> [WHAT YOU SHOULD DO] Reproduce the listing exactly, with no pictures in your copy.

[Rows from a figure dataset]
*-*-*

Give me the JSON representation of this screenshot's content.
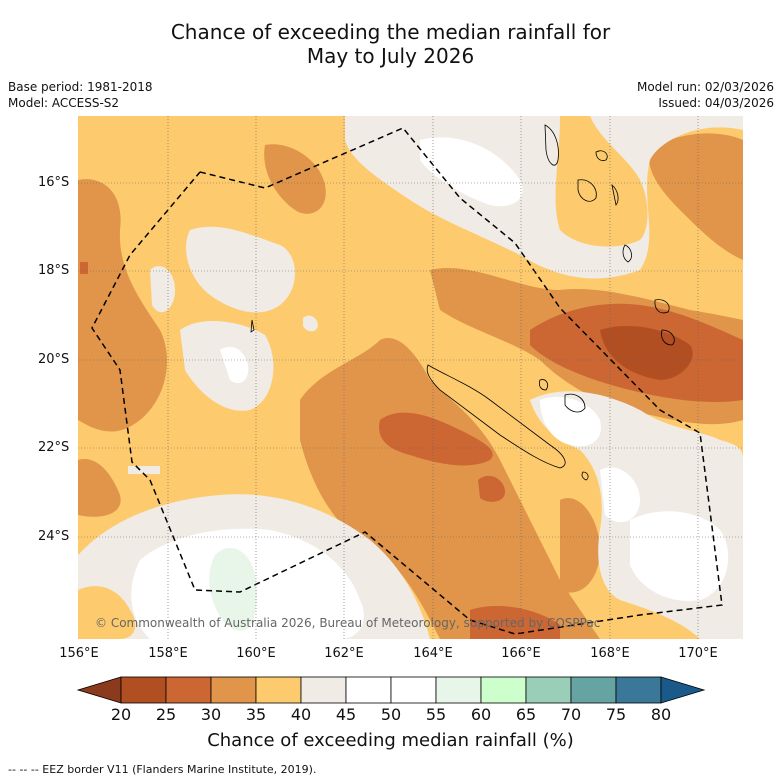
{
  "title_line1": "Chance of exceeding the median rainfall for",
  "title_line2": "May to July 2026",
  "base_period": "Base period: 1981-2018",
  "model": "Model: ACCESS-S2",
  "model_run": "Model run: 02/03/2026",
  "issued": "Issued: 04/03/2026",
  "copyright": "© Commonwealth of Australia 2026, Bureau of Meteorology, supported by COSPPac",
  "lat_labels": [
    "16°S",
    "18°S",
    "20°S",
    "22°S",
    "24°S"
  ],
  "lon_labels": [
    "156°E",
    "158°E",
    "160°E",
    "162°E",
    "164°E",
    "166°E",
    "168°E",
    "170°E"
  ],
  "colorbar": {
    "ticks": [
      "20",
      "25",
      "30",
      "35",
      "40",
      "45",
      "50",
      "55",
      "60",
      "65",
      "70",
      "75",
      "80"
    ],
    "colors": [
      "#8b3a1e",
      "#b24f22",
      "#cc6633",
      "#e0954a",
      "#fdcb6e",
      "#f0ebe5",
      "#ffffff",
      "#ffffff",
      "#e8f5e9",
      "#ccffcc",
      "#99cfb8",
      "#66a3a3",
      "#3a7799",
      "#1a5a8a"
    ],
    "label": "Chance of exceeding median rainfall (%)"
  },
  "footnote": "--  --  -- EEZ border V11 (Flanders Marine Institute, 2019).",
  "colors": {
    "ocean_default": "#fdcb6e"
  }
}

*-*-*

> [TASK RESPONSE]
Give me the JSON representation of this screenshot's content.
{
  "title_line1": "Chance of exceeding the median rainfall for",
  "title_line2": "May to July 2026",
  "base_period": "Base period: 1981-2018",
  "model": "Model: ACCESS-S2",
  "model_run": "Model run: 02/03/2026",
  "issued": "Issued: 04/03/2026",
  "copyright": "© Commonwealth of Australia 2026, Bureau of Meteorology, supported by COSPPac",
  "lat_labels": [
    "16°S",
    "18°S",
    "20°S",
    "22°S",
    "24°S"
  ],
  "lon_labels": [
    "156°E",
    "158°E",
    "160°E",
    "162°E",
    "164°E",
    "166°E",
    "168°E",
    "170°E"
  ],
  "colorbar": {
    "ticks": [
      "20",
      "25",
      "30",
      "35",
      "40",
      "45",
      "50",
      "55",
      "60",
      "65",
      "70",
      "75",
      "80"
    ],
    "colors": [
      "#8b3a1e",
      "#b24f22",
      "#cc6633",
      "#e0954a",
      "#fdcb6e",
      "#f0ebe5",
      "#ffffff",
      "#ffffff",
      "#e8f5e9",
      "#ccffcc",
      "#99cfb8",
      "#66a3a3",
      "#3a7799",
      "#1a5a8a"
    ],
    "label": "Chance of exceeding median rainfall (%)"
  },
  "footnote": "--  --  -- EEZ border V11 (Flanders Marine Institute, 2019).",
  "colors": {
    "ocean_default": "#fdcb6e"
  }
}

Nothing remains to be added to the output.